== EXCERPT TO READ ==
The Hokies are producing terrific results despite starting 10 freshmen and sophomores. Of the 76 Tech players who have seen action this season, 44 are freshmen or sophomores.

"We're getting better players all the time, the freshman are better, they mature," Beamer said. "Give my coaching staff credit, for us to go in places and play with young people and play as well as we've played, it's says a lot about our coaching staff and the job they've done."

The Hokies have the nation's top rushing defense, allowing just 41 yards per game. Overall, Beamer's defense ("probably the fastest we've ever had") is the nation's eighth stingiest, allowing 267.2.

Going into this season, Tech's quarterback situation was unsettled. Sophomore Bryan Randall subbed for injured starter Grant Noel after the second game and has been solid. Randall is 5-0 as a starter while completing 54 of 81 passes for 744 yards and four touchdowns.

The real offensive load has been carried by the wonderful tailback tandem of Lee Suggs and Kevin Jones, the main reason why the Hokies are undefeated.

They call themselves "the Untouchables," and for good reason. Each is on pace to rush for more than 1,000 yards. Suggs, a senior out of Roanoke, has gained 781 yards on 126 carries with a Big East-best 12 touchdowns. Jones, a sophomore from Chester, Pa., has 632 yards on 102 carries with eight TDs.

Suggs, a muscular 6-foot, 201-pounder, takes most of the between-the-tackles pounding; defenses have to catch the 6-foot, 211-pound Jones, who prefers to run outside. Against Rutgers, Jones broke away on a highlight-film 58-yard touchdown scamper that saw him cut back across the field before finding the end zone. Meanwhile, Suggs quietly ran for a career-high 197 yards and two touchdowns against the Scarlet Knights.

"We're not "Thunder and Lightning" because we're both tailbacks," said Suggs, the Big East Offensive Player of the Week. "Both lightning, because there ain't no thunder, although we do bring a little thunder. It hasn't been done too many time when two backs go over a thousand yards on the same team."

== EXTRACTED DATA ==
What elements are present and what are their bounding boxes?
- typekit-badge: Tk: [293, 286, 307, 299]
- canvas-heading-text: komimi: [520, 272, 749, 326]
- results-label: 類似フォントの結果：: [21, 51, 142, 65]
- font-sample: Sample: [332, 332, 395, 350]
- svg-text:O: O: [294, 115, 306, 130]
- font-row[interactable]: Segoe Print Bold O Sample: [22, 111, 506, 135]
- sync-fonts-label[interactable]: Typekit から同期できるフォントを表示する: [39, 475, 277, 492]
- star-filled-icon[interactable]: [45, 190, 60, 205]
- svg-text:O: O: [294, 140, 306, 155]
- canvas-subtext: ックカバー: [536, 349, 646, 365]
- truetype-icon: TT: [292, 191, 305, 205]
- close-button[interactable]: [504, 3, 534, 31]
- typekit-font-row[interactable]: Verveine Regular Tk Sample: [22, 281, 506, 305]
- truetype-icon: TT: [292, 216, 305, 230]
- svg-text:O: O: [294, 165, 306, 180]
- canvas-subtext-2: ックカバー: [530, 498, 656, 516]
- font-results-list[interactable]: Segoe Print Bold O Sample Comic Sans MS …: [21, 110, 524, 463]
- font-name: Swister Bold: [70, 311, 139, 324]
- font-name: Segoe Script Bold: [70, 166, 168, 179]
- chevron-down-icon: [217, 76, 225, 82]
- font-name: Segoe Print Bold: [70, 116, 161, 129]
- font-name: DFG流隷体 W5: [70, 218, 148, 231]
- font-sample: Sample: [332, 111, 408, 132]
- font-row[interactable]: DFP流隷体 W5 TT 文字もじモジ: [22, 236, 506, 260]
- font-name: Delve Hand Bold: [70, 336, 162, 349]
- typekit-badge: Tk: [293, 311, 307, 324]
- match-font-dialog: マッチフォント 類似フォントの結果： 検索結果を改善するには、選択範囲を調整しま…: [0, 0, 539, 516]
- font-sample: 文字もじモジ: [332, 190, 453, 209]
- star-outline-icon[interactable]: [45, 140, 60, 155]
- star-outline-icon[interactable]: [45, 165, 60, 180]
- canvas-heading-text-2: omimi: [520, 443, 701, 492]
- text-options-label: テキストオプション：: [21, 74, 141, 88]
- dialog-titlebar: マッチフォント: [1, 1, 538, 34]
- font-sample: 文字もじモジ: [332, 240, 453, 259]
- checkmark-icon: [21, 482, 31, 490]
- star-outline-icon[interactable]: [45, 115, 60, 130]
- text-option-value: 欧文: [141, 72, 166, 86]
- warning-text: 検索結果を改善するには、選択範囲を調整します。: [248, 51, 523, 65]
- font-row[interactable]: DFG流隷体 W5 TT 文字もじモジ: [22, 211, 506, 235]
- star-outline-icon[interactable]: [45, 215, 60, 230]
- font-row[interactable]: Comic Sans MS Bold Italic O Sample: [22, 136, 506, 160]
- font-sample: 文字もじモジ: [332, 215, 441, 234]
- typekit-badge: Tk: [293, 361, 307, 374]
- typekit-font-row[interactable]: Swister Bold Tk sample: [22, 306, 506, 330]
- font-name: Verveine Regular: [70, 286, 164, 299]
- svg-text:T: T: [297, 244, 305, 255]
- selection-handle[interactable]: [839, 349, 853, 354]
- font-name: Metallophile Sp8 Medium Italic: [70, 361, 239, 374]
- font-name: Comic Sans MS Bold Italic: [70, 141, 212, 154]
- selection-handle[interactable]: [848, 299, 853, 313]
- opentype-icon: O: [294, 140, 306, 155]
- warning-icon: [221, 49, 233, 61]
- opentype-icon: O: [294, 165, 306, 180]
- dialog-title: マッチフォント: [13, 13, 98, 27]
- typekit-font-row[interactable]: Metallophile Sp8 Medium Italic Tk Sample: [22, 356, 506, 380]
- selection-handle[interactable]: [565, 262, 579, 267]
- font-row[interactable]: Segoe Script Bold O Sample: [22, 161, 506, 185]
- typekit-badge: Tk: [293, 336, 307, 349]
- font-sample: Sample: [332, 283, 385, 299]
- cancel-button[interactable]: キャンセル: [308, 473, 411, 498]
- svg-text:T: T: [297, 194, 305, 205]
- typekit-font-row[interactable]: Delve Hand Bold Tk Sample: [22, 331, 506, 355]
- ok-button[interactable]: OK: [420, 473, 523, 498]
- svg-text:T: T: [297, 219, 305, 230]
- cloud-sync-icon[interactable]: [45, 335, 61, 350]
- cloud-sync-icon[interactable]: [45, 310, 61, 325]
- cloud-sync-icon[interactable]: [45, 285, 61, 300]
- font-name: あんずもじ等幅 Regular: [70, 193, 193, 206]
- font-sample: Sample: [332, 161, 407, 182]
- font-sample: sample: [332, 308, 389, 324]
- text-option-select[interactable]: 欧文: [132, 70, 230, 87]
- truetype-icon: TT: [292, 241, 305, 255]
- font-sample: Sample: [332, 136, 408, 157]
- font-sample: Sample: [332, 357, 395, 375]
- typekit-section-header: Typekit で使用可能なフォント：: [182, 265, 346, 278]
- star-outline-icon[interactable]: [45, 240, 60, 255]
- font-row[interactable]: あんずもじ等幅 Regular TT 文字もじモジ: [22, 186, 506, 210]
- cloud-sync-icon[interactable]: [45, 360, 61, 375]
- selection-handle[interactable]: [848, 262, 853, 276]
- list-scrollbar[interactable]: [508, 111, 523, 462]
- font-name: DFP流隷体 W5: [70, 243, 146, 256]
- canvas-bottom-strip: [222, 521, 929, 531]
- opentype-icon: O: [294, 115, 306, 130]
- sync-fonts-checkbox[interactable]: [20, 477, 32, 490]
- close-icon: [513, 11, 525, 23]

== QUESTIONS ON THE MATERIAL ==
- A) According to the Hokies article, how many rushing yards per game does the Tech defense allow?
- B) List every Tech player named in the Hokies article.

== SOLVED TASKS ==
- A) 41 yards per game.

- B) Bryan Randall, Grant Noel, Lee Suggs, Kevin Jones